| Exercise |
From the listing that follows, output everything exactly except the pictures.

──────── Record set ────────

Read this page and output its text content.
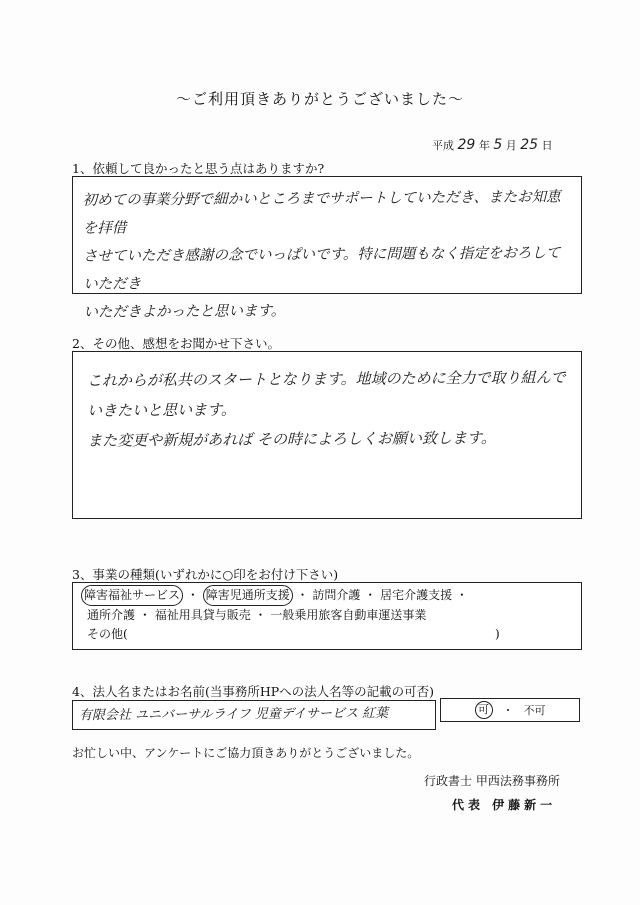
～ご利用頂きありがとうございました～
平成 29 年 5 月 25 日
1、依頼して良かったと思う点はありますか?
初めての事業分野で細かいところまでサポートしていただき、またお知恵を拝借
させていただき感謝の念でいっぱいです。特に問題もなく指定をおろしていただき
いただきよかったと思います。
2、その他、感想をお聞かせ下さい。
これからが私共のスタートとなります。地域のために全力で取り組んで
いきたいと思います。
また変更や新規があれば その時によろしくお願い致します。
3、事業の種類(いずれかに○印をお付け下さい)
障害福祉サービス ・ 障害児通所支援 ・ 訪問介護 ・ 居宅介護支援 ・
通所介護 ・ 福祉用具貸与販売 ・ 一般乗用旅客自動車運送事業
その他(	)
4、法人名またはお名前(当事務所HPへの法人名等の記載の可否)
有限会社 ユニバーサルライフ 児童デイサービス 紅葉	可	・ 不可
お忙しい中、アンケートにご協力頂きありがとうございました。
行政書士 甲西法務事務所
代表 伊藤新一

────────

| Exercise result |
Read this page and output its text content.
～ご利用頂きありがとうございました～
平成 29 年 5 月 25 日
1、依頼して良かったと思う点はありますか?
初めての事業分野で細かいところまでサポートしていただき、またお知恵を拝借
させていただき感謝の念でいっぱいです。特に問題もなく指定をおろしていただき
いただきよかったと思います。
2、その他、感想をお聞かせ下さい。
これからが私共のスタートとなります。地域のために全力で取り組んで
いきたいと思います。
また変更や新規があれば その時によろしくお願い致します。
3、事業の種類(いずれかに○印をお付け下さい)
障害福祉サービス ・ 障害児通所支援 ・ 訪問介護 ・ 居宅介護支援 ・
通所介護 ・ 福祉用具貸与販売 ・ 一般乗用旅客自動車運送事業
その他(	)
4、法人名またはお名前(当事務所HPへの法人名等の記載の可否)
有限会社 ユニバーサルライフ 児童デイサービス 紅葉	可	・ 不可
お忙しい中、アンケートにご協力頂きありがとうございました。
行政書士 甲西法務事務所
代表 伊藤新一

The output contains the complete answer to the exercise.